[Begin ITEMS]

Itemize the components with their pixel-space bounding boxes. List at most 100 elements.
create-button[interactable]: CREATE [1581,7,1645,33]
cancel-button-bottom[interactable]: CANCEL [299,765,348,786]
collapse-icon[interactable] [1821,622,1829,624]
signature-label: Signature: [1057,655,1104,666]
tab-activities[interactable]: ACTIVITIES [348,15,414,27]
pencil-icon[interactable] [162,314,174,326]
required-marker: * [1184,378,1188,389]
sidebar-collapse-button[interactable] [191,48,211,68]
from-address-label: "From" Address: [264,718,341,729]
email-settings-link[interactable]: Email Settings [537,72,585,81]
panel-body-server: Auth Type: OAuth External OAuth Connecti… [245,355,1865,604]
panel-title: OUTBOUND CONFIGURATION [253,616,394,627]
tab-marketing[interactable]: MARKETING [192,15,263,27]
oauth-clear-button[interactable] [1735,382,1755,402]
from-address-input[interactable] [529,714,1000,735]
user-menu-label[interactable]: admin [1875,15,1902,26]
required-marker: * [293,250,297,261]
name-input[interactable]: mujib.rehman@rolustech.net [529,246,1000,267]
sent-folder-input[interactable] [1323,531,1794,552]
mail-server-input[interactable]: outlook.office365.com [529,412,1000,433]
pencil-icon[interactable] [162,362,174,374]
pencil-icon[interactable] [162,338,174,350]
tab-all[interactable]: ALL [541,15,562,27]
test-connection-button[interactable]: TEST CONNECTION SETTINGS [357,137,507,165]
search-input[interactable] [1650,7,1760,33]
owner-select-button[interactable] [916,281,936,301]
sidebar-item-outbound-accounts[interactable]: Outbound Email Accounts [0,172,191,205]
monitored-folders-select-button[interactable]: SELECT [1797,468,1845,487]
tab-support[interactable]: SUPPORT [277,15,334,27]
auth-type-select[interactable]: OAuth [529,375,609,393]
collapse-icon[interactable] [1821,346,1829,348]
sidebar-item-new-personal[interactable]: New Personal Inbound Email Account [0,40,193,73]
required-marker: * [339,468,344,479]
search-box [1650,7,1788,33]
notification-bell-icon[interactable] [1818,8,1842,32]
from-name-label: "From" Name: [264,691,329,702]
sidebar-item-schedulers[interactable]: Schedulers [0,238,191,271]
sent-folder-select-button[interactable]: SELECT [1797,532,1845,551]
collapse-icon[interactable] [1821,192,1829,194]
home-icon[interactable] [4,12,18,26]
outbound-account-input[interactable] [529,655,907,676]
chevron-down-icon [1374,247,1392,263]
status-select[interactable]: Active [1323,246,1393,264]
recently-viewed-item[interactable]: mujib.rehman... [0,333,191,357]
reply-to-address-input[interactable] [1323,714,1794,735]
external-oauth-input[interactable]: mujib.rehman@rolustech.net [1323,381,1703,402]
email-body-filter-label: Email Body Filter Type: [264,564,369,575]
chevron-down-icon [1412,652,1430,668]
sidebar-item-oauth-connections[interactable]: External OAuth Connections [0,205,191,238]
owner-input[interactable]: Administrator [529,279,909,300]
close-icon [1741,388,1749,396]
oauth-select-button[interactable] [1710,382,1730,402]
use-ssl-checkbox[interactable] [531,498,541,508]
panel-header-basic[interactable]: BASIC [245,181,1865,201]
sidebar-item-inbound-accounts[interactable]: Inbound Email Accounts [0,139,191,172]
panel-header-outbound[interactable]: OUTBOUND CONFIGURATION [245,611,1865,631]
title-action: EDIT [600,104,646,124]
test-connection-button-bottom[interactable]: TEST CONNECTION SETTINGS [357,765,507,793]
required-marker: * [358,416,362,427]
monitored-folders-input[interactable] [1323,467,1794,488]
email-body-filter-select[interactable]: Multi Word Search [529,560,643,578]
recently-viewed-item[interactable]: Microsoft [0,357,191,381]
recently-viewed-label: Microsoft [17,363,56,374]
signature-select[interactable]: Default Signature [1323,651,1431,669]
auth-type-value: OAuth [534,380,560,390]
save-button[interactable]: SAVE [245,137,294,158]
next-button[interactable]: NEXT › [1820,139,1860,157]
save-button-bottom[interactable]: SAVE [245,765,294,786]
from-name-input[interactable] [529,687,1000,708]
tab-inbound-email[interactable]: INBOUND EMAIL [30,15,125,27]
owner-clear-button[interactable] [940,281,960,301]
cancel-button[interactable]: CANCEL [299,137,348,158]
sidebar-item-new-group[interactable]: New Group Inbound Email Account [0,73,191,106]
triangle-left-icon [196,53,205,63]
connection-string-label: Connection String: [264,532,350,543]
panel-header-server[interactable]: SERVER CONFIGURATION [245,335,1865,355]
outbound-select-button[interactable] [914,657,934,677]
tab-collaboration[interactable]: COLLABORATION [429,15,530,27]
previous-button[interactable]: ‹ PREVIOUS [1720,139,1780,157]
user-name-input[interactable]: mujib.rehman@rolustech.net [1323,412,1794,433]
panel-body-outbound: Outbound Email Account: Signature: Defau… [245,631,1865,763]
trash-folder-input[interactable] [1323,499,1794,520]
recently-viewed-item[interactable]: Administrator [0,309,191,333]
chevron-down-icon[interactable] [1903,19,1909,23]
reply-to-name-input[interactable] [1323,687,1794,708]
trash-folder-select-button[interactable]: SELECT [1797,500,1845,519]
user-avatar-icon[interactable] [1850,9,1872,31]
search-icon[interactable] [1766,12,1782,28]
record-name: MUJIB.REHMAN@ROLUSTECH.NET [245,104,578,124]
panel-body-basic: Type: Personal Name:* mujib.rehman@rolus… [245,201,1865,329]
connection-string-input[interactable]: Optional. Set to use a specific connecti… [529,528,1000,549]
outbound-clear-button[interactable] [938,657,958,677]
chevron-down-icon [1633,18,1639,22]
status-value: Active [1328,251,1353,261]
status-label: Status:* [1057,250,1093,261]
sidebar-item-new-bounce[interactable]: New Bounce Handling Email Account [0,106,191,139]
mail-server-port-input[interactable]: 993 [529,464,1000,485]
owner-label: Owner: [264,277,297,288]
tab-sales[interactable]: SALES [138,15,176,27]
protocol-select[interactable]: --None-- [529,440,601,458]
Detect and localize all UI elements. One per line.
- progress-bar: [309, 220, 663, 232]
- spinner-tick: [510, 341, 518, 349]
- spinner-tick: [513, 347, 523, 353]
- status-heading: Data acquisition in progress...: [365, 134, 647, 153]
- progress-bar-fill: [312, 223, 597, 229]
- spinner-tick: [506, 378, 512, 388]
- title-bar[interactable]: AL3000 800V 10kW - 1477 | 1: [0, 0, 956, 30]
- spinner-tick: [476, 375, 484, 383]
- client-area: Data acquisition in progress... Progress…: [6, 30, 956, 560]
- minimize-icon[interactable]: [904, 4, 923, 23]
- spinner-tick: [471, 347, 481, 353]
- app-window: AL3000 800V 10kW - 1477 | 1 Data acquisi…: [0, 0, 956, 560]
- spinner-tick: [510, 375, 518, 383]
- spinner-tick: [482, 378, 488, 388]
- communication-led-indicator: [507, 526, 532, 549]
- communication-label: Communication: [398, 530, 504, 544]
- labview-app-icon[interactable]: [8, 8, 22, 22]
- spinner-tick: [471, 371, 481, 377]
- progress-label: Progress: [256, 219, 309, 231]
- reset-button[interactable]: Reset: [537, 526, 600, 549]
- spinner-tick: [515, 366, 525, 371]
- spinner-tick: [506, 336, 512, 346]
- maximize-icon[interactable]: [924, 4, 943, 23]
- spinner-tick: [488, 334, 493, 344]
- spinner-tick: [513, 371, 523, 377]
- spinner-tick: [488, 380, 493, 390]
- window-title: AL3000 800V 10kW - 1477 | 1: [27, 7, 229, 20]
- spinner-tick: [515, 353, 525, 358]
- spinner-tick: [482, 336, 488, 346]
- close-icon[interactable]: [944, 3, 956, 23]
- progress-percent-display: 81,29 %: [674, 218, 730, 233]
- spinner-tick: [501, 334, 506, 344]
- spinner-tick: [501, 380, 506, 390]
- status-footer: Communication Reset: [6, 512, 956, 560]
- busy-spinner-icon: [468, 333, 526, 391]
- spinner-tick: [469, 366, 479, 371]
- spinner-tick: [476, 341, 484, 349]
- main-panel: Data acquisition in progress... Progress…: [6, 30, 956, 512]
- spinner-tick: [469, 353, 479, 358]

[End ITEMS]

• [PROMPT]: Copy the material word for word, from its first line up to and including the line with "required-marker: * [1184,378,1188,389]".

• [COMPLETE ANSWER]:
Itemize the components with their pixel-space bounding boxes. List at most 100 elements.
create-button[interactable]: CREATE [1581,7,1645,33]
cancel-button-bottom[interactable]: CANCEL [299,765,348,786]
collapse-icon[interactable] [1821,622,1829,624]
signature-label: Signature: [1057,655,1104,666]
tab-activities[interactable]: ACTIVITIES [348,15,414,27]
pencil-icon[interactable] [162,314,174,326]
required-marker: * [1184,378,1188,389]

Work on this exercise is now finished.